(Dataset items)

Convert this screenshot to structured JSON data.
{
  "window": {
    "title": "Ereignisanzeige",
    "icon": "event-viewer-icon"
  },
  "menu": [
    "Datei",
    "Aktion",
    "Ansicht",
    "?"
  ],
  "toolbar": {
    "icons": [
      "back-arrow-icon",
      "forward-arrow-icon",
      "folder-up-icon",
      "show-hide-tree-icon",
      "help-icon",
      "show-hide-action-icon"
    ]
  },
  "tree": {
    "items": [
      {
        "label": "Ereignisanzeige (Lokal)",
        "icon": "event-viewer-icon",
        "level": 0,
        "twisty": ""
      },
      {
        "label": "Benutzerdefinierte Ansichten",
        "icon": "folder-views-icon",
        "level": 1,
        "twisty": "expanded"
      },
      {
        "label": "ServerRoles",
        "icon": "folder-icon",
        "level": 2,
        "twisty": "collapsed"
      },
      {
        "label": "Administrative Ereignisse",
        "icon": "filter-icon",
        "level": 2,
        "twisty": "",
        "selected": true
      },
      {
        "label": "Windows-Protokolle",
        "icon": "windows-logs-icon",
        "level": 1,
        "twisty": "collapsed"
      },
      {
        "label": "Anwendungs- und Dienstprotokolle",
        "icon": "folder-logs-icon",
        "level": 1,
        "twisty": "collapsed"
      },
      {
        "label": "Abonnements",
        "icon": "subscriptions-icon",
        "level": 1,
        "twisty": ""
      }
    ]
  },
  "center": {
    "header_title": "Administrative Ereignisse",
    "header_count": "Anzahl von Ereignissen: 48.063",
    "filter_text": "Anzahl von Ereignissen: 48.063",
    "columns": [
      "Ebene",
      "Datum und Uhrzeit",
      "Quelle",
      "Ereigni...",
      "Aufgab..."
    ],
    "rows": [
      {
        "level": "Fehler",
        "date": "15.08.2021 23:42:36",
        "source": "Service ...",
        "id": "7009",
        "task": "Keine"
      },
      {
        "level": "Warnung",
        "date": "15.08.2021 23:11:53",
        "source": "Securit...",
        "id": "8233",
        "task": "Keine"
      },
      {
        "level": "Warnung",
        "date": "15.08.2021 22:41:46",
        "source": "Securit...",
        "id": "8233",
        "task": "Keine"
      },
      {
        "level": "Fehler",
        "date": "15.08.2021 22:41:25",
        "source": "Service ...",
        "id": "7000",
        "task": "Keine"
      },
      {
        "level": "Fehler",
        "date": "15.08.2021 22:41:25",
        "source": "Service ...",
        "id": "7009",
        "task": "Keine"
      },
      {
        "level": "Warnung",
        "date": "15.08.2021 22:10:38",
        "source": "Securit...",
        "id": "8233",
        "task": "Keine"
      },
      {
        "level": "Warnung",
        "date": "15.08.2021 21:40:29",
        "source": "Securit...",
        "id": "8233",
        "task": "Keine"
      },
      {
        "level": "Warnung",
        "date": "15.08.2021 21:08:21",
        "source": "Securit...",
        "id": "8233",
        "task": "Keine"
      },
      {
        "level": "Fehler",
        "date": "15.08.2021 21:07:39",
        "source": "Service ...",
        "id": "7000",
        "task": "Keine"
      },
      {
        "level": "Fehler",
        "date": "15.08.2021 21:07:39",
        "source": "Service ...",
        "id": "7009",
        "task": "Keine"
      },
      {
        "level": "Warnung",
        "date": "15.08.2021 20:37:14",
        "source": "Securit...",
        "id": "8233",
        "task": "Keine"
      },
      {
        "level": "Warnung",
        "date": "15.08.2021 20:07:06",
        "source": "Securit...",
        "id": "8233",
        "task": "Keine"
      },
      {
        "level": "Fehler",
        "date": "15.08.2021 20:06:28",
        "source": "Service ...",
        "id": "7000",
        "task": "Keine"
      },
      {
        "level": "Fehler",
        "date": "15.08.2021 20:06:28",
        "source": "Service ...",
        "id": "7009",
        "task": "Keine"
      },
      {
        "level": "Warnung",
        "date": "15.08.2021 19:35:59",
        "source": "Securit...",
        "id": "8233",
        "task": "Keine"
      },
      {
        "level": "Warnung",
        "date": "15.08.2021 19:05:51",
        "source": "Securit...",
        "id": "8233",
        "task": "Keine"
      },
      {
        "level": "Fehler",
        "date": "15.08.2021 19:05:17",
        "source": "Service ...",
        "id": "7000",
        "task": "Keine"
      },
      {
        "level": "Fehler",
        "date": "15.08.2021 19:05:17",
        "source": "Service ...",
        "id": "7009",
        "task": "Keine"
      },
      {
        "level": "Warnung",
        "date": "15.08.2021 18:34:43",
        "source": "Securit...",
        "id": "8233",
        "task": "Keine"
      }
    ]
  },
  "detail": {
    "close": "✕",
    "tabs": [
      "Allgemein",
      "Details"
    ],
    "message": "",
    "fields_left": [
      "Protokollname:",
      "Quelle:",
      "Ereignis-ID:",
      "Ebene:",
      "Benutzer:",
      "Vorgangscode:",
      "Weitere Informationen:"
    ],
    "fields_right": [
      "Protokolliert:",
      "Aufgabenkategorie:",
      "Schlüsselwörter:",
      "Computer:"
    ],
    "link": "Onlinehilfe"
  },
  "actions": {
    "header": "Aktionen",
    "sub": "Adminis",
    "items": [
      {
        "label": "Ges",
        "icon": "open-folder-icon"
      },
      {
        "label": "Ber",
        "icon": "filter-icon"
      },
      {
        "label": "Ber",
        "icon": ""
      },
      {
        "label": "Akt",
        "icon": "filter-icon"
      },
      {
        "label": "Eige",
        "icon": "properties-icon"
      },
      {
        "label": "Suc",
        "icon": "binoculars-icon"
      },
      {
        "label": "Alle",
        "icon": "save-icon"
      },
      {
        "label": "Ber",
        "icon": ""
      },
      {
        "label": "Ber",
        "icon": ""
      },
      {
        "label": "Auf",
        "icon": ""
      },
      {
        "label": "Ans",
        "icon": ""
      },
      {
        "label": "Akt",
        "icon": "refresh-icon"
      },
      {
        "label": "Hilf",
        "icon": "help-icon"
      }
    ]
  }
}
* * *
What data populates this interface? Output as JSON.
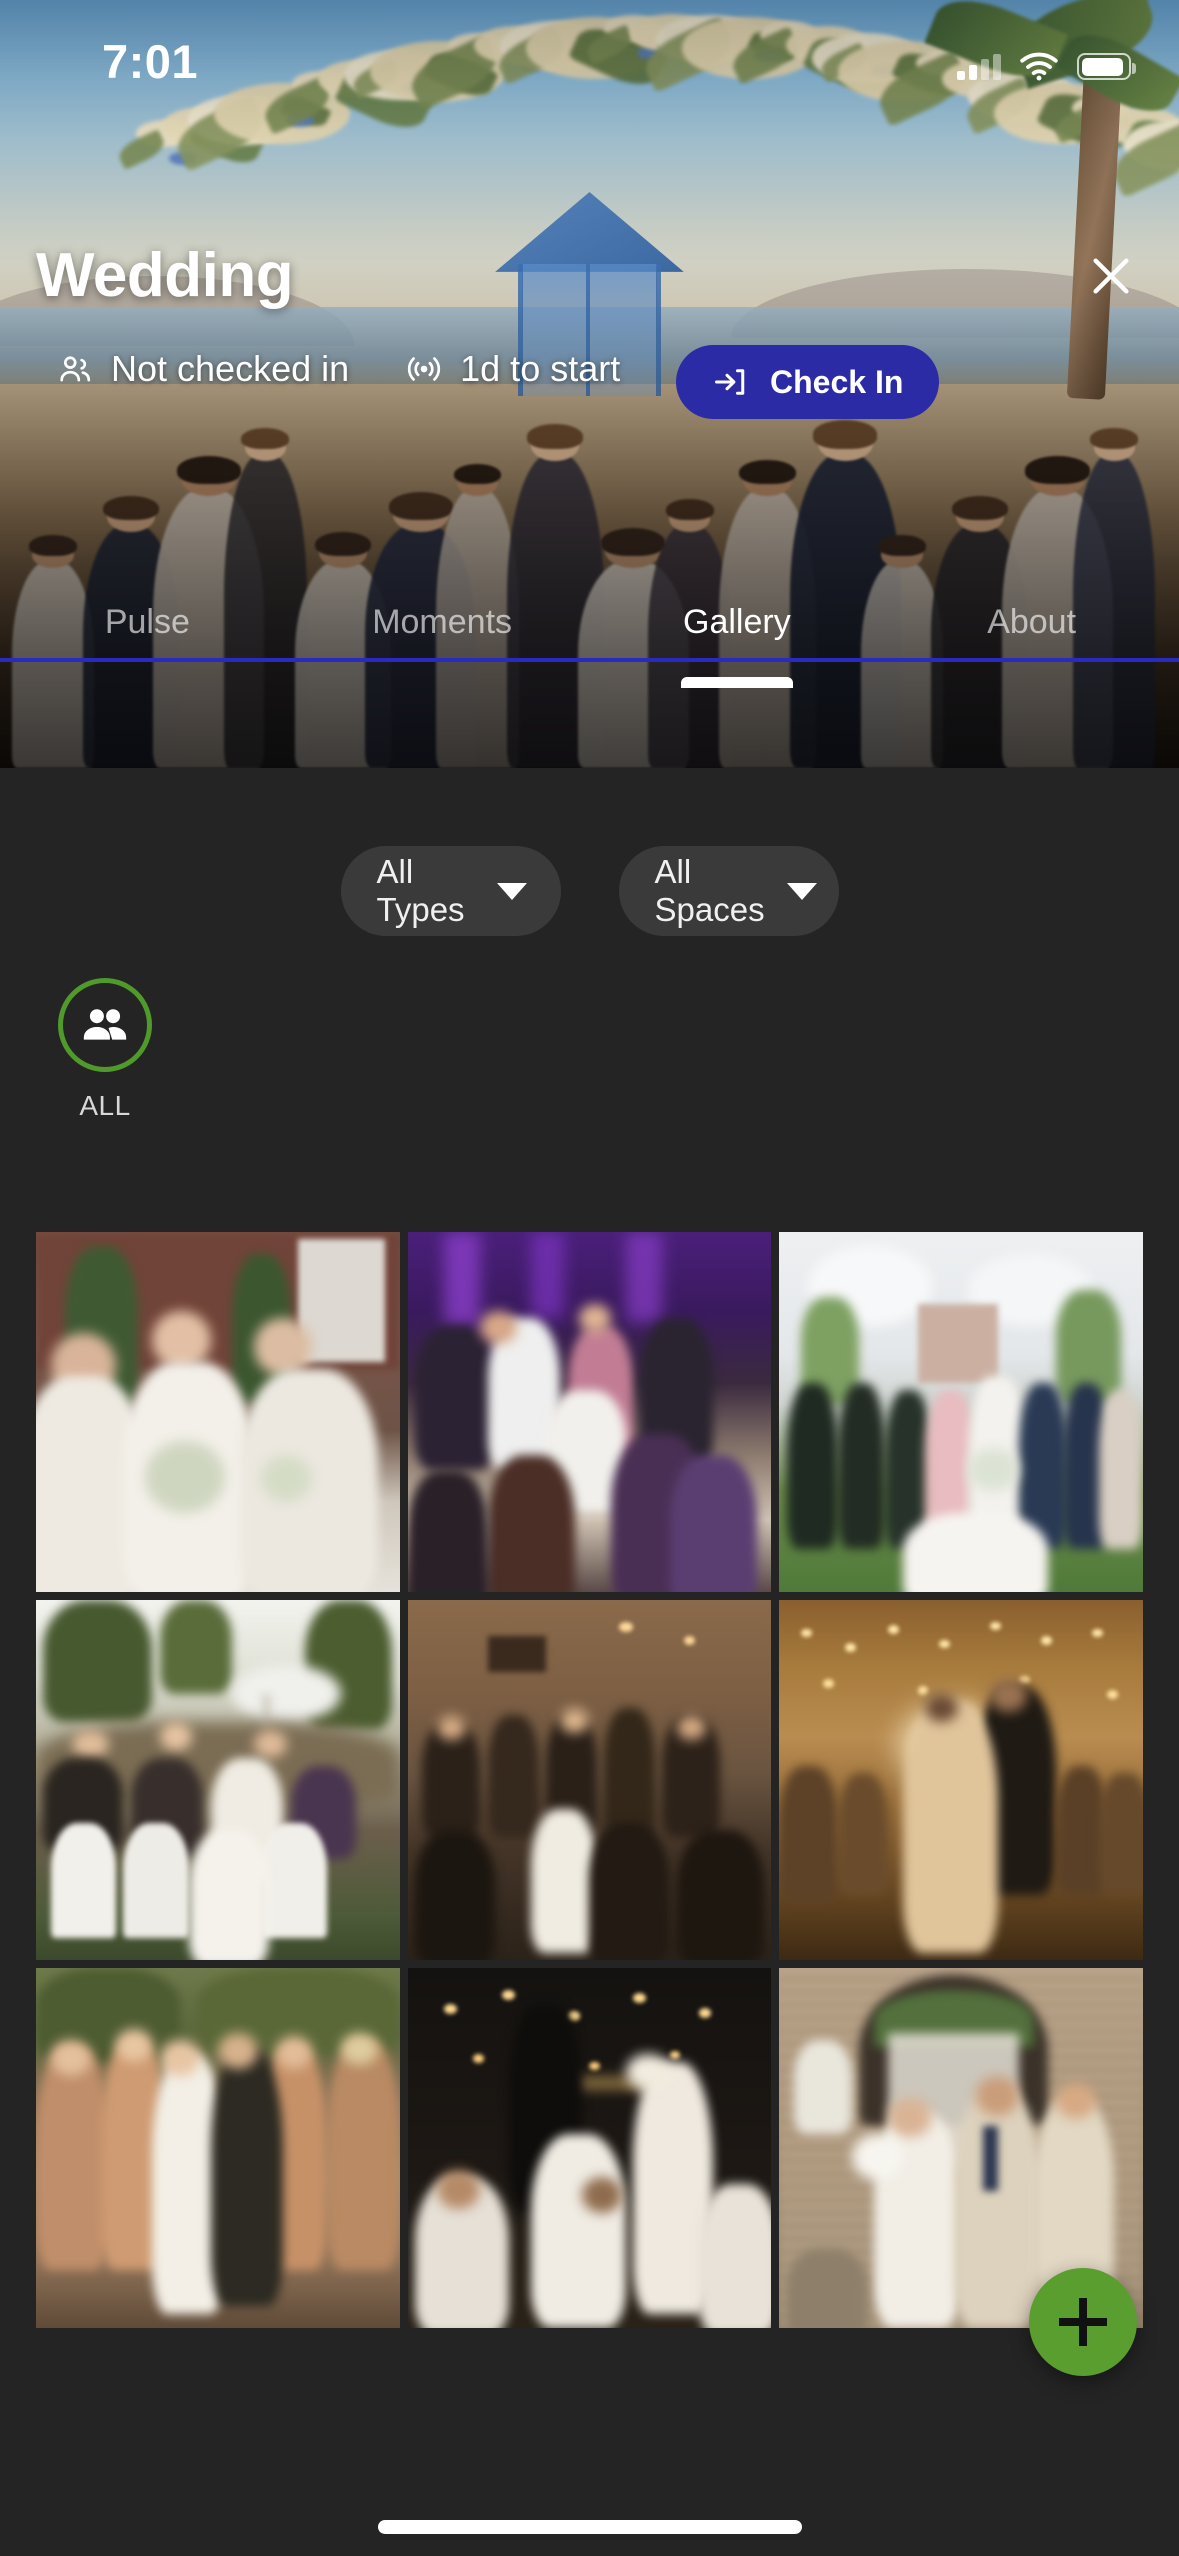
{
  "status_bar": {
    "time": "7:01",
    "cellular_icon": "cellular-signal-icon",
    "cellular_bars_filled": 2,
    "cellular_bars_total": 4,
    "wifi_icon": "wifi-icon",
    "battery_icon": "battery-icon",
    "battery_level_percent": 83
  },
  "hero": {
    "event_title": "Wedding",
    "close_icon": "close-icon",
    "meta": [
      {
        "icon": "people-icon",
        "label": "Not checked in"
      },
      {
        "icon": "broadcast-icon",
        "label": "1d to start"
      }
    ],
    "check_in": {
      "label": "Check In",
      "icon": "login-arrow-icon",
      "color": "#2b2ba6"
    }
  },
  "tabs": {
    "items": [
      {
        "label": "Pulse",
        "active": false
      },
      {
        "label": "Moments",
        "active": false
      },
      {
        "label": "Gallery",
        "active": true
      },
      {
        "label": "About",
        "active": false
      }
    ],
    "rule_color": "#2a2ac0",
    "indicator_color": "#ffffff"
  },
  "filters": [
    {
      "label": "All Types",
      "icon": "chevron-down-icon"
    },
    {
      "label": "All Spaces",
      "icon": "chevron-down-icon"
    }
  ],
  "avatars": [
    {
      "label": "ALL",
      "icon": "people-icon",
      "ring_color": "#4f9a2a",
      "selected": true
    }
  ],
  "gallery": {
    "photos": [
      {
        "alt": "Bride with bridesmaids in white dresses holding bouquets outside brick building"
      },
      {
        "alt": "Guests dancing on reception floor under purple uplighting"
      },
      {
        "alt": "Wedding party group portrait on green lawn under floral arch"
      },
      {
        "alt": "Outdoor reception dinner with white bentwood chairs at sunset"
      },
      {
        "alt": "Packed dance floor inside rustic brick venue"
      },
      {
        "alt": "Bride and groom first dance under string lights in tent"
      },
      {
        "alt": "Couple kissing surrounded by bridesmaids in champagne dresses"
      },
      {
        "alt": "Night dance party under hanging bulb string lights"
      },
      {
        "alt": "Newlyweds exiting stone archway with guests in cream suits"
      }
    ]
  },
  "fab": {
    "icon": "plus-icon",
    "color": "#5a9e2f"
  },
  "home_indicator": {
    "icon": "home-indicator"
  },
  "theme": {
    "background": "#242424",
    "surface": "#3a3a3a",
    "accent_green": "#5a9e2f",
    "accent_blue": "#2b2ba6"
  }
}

▸ **YOUR INSTRUCTIONS**
Going through the entries above line by line, work out how many lines include the word "with". Only the number is required.

▸ **WRITTEN ANSWER**
3